▶ [BRIEF]: Locate all lines with the word "document". Copy them.

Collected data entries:
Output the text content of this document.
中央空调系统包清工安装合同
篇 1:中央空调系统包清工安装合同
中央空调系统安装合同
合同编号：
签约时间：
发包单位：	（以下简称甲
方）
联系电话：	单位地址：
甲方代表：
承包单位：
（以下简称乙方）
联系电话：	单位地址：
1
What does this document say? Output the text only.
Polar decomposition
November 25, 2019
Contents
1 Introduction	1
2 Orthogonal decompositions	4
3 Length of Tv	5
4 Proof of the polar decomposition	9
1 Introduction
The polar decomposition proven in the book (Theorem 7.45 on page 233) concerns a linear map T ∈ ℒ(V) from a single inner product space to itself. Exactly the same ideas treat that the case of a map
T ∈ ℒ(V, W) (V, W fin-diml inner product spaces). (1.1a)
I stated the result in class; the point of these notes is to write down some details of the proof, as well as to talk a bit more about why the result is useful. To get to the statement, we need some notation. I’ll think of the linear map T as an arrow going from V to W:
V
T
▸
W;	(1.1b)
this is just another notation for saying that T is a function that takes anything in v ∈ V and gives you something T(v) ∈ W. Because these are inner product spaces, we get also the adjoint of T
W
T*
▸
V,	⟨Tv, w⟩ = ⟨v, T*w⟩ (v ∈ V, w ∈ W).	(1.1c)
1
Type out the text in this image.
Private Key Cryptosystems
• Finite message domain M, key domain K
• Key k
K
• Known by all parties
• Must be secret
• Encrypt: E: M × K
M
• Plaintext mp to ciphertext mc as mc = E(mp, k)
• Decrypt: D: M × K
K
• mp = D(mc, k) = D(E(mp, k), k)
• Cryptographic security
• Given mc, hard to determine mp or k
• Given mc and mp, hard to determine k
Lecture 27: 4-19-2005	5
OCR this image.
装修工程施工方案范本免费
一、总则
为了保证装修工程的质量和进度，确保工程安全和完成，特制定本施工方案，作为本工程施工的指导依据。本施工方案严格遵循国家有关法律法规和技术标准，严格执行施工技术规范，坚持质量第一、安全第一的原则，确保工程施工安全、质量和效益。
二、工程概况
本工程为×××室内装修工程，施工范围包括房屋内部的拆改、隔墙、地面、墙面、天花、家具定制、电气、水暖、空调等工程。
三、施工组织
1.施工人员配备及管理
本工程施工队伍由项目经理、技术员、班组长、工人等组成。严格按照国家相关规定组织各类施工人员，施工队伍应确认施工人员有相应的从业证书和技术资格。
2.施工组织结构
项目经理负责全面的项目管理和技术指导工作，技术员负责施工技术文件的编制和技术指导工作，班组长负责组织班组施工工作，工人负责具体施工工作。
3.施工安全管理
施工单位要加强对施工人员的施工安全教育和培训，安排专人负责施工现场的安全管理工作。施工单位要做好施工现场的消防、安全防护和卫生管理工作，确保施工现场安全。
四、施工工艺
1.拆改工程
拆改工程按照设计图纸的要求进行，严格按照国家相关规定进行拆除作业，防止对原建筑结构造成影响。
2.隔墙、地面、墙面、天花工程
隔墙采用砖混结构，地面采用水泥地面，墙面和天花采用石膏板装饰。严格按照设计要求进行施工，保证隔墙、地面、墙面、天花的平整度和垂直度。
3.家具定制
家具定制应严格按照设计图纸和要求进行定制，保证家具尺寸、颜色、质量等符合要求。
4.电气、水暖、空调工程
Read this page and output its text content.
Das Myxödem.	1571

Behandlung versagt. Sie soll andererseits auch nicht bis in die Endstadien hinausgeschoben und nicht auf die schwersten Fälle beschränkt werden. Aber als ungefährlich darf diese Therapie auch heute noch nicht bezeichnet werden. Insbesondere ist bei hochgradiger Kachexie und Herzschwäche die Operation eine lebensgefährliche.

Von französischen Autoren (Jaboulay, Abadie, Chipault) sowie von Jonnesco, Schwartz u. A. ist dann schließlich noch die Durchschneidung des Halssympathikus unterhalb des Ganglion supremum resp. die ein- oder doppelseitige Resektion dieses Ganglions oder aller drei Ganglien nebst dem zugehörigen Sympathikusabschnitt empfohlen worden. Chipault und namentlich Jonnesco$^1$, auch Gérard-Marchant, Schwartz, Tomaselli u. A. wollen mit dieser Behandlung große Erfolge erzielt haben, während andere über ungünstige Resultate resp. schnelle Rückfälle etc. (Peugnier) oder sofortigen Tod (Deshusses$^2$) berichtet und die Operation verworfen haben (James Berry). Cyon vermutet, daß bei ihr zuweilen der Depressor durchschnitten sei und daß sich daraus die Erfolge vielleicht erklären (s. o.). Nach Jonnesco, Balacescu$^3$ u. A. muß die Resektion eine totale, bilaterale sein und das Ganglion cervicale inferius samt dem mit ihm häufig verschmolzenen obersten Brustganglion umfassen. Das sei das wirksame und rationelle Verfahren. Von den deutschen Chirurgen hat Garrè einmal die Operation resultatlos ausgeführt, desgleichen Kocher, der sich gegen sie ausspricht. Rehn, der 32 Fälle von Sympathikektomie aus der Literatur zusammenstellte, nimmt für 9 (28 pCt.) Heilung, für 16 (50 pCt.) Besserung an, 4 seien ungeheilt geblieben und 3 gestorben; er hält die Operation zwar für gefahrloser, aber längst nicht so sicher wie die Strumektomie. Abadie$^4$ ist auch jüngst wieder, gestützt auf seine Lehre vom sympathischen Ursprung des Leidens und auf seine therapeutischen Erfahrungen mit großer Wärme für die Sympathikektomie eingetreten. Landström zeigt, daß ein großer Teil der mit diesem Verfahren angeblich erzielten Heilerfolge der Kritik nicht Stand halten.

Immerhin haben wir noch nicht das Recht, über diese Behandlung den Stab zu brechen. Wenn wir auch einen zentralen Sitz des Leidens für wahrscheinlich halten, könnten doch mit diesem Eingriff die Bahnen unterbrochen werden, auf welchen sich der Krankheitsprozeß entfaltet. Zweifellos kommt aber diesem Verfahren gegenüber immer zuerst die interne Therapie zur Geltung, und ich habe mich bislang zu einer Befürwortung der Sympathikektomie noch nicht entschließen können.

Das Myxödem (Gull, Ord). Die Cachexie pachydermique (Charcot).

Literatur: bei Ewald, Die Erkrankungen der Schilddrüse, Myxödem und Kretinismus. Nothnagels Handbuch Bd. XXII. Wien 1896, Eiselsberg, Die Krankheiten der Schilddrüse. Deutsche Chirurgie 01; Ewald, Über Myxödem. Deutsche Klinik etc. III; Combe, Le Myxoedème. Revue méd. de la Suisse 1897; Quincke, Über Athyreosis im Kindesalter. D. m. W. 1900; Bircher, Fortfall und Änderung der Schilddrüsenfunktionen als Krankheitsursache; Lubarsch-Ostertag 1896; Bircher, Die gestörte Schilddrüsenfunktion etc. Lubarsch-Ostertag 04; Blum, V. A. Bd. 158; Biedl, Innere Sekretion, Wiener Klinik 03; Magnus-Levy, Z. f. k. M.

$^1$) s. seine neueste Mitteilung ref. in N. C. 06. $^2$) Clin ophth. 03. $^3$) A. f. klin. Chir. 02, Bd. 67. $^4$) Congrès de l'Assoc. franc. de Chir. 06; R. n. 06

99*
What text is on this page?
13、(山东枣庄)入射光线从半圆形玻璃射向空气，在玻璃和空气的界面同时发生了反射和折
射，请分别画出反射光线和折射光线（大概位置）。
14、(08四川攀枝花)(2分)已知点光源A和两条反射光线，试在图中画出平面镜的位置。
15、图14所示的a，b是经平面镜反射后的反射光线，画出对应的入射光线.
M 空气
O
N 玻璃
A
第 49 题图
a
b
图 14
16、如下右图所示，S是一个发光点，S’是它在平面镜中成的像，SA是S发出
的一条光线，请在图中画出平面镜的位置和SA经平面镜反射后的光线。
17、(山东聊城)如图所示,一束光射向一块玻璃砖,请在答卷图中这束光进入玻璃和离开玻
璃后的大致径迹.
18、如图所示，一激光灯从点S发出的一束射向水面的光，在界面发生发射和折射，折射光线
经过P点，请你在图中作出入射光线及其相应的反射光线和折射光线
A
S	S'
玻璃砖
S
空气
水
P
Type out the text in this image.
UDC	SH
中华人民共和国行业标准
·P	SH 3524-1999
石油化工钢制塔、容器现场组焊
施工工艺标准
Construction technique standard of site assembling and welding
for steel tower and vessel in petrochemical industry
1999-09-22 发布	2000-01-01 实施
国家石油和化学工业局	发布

▶ [CORRECT RESULT]:
Output the text content of this document.
What does this document say? Output the text only.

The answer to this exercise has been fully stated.